◆ Short problem ◆
Restate the entries below word for word, omitting nothing.

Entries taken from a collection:
········
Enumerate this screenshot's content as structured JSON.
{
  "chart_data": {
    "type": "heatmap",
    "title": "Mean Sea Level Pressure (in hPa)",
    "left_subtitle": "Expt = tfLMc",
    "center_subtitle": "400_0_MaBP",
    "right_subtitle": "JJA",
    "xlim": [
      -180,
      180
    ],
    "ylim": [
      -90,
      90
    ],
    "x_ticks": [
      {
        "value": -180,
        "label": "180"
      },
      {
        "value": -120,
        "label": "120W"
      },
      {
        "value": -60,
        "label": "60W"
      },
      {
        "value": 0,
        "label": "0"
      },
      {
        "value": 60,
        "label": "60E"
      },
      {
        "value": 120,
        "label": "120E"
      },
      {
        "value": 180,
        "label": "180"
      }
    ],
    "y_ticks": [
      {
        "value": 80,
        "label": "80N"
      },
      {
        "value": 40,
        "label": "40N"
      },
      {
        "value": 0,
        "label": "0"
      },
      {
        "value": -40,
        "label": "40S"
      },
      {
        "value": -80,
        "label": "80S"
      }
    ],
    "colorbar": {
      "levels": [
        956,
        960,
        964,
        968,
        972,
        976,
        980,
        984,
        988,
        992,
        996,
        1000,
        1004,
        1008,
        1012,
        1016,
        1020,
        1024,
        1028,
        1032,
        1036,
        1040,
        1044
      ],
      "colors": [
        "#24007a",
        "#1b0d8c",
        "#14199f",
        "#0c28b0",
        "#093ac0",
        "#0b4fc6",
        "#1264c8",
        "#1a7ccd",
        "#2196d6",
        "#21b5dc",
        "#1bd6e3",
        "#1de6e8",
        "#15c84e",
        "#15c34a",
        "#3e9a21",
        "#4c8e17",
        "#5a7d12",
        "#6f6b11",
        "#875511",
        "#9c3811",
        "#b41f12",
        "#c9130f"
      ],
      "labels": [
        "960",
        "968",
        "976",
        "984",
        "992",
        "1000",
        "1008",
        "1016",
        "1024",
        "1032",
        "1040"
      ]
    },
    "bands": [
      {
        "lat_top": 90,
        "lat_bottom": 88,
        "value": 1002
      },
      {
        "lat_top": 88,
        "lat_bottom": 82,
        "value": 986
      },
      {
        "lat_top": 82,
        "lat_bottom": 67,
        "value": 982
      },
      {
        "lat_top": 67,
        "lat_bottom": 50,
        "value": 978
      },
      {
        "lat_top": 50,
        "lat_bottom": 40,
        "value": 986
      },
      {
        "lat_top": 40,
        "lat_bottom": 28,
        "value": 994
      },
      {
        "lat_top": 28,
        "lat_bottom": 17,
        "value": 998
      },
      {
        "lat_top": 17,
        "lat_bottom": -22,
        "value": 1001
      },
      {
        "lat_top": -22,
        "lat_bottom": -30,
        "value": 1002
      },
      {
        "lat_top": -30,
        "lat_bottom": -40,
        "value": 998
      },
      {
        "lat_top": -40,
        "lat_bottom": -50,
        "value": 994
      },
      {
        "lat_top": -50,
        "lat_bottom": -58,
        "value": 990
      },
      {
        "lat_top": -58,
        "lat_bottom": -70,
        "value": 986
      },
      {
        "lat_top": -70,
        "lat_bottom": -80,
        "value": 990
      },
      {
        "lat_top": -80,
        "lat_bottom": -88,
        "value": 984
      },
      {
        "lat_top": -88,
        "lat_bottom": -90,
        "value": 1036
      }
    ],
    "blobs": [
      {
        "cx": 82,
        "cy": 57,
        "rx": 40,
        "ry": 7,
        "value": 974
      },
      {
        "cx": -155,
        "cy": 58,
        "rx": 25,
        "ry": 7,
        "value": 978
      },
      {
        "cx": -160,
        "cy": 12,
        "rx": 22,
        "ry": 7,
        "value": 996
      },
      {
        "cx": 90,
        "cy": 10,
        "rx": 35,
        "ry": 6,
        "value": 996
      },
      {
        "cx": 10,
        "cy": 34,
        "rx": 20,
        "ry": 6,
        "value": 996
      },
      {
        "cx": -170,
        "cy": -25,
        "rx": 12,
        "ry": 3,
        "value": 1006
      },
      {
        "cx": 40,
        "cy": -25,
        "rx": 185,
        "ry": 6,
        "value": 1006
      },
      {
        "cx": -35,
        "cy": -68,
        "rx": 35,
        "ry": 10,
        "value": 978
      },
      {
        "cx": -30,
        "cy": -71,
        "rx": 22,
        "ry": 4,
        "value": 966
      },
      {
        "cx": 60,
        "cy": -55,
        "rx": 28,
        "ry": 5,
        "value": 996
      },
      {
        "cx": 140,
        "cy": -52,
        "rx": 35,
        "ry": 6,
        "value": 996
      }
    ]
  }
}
········
◆ Solution to this exercise ◆
Enumerate this screenshot's content as structured JSON.
{
  "chart_data": {
    "type": "heatmap",
    "title": "Mean Sea Level Pressure (in hPa)",
    "left_subtitle": "Expt = tfLMc",
    "center_subtitle": "400_0_MaBP",
    "right_subtitle": "JJA",
    "xlim": [
      -180,
      180
    ],
    "ylim": [
      -90,
      90
    ],
    "x_ticks": [
      {
        "value": -180,
        "label": "180"
      },
      {
        "value": -120,
        "label": "120W"
      },
      {
        "value": -60,
        "label": "60W"
      },
      {
        "value": 0,
        "label": "0"
      },
      {
        "value": 60,
        "label": "60E"
      },
      {
        "value": 120,
        "label": "120E"
      },
      {
        "value": 180,
        "label": "180"
      }
    ],
    "y_ticks": [
      {
        "value": 80,
        "label": "80N"
      },
      {
        "value": 40,
        "label": "40N"
      },
      {
        "value": 0,
        "label": "0"
      },
      {
        "value": -40,
        "label": "40S"
      },
      {
        "value": -80,
        "label": "80S"
      }
    ],
    "colorbar": {
      "levels": [
        956,
        960,
        964,
        968,
        972,
        976,
        980,
        984,
        988,
        992,
        996,
        1000,
        1004,
        1008,
        1012,
        1016,
        1020,
        1024,
        1028,
        1032,
        1036,
        1040,
        1044
      ],
      "colors": [
        "#24007a",
        "#1b0d8c",
        "#14199f",
        "#0c28b0",
        "#093ac0",
        "#0b4fc6",
        "#1264c8",
        "#1a7ccd",
        "#2196d6",
        "#21b5dc",
        "#1bd6e3",
        "#1de6e8",
        "#15c84e",
        "#15c34a",
        "#3e9a21",
        "#4c8e17",
        "#5a7d12",
        "#6f6b11",
        "#875511",
        "#9c3811",
        "#b41f12",
        "#c9130f"
      ],
      "labels": [
        "960",
        "968",
        "976",
        "984",
        "992",
        "1000",
        "1008",
        "1016",
        "1024",
        "1032",
        "1040"
      ]
    },
    "bands": [
      {
        "lat_top": 90,
        "lat_bottom": 88,
        "value": 1002
      },
      {
        "lat_top": 88,
        "lat_bottom": 82,
        "value": 986
      },
      {
        "lat_top": 82,
        "lat_bottom": 67,
        "value": 982
      },
      {
        "lat_top": 67,
        "lat_bottom": 50,
        "value": 978
      },
      {
        "lat_top": 50,
        "lat_bottom": 40,
        "value": 986
      },
      {
        "lat_top": 40,
        "lat_bottom": 28,
        "value": 994
      },
      {
        "lat_top": 28,
        "lat_bottom": 17,
        "value": 998
      },
      {
        "lat_top": 17,
        "lat_bottom": -22,
        "value": 1001
      },
      {
        "lat_top": -22,
        "lat_bottom": -30,
        "value": 1002
      },
      {
        "lat_top": -30,
        "lat_bottom": -40,
        "value": 998
      },
      {
        "lat_top": -40,
        "lat_bottom": -50,
        "value": 994
      },
      {
        "lat_top": -50,
        "lat_bottom": -58,
        "value": 990
      },
      {
        "lat_top": -58,
        "lat_bottom": -70,
        "value": 986
      },
      {
        "lat_top": -70,
        "lat_bottom": -80,
        "value": 990
      },
      {
        "lat_top": -80,
        "lat_bottom": -88,
        "value": 984
      },
      {
        "lat_top": -88,
        "lat_bottom": -90,
        "value": 1036
      }
    ],
    "blobs": [
      {
        "cx": 82,
        "cy": 57,
        "rx": 40,
        "ry": 7,
        "value": 974
      },
      {
        "cx": -155,
        "cy": 58,
        "rx": 25,
        "ry": 7,
        "value": 978
      },
      {
        "cx": -160,
        "cy": 12,
        "rx": 22,
        "ry": 7,
        "value": 996
      },
      {
        "cx": 90,
        "cy": 10,
        "rx": 35,
        "ry": 6,
        "value": 996
      },
      {
        "cx": 10,
        "cy": 34,
        "rx": 20,
        "ry": 6,
        "value": 996
      },
      {
        "cx": -170,
        "cy": -25,
        "rx": 12,
        "ry": 3,
        "value": 1006
      },
      {
        "cx": 40,
        "cy": -25,
        "rx": 185,
        "ry": 6,
        "value": 1006
      },
      {
        "cx": -35,
        "cy": -68,
        "rx": 35,
        "ry": 10,
        "value": 978
      },
      {
        "cx": -30,
        "cy": -71,
        "rx": 22,
        "ry": 4,
        "value": 966
      },
      {
        "cx": 60,
        "cy": -55,
        "rx": 28,
        "ry": 5,
        "value": 996
      },
      {
        "cx": 140,
        "cy": -52,
        "rx": 35,
        "ry": 6,
        "value": 996
      }
    ]
  }
}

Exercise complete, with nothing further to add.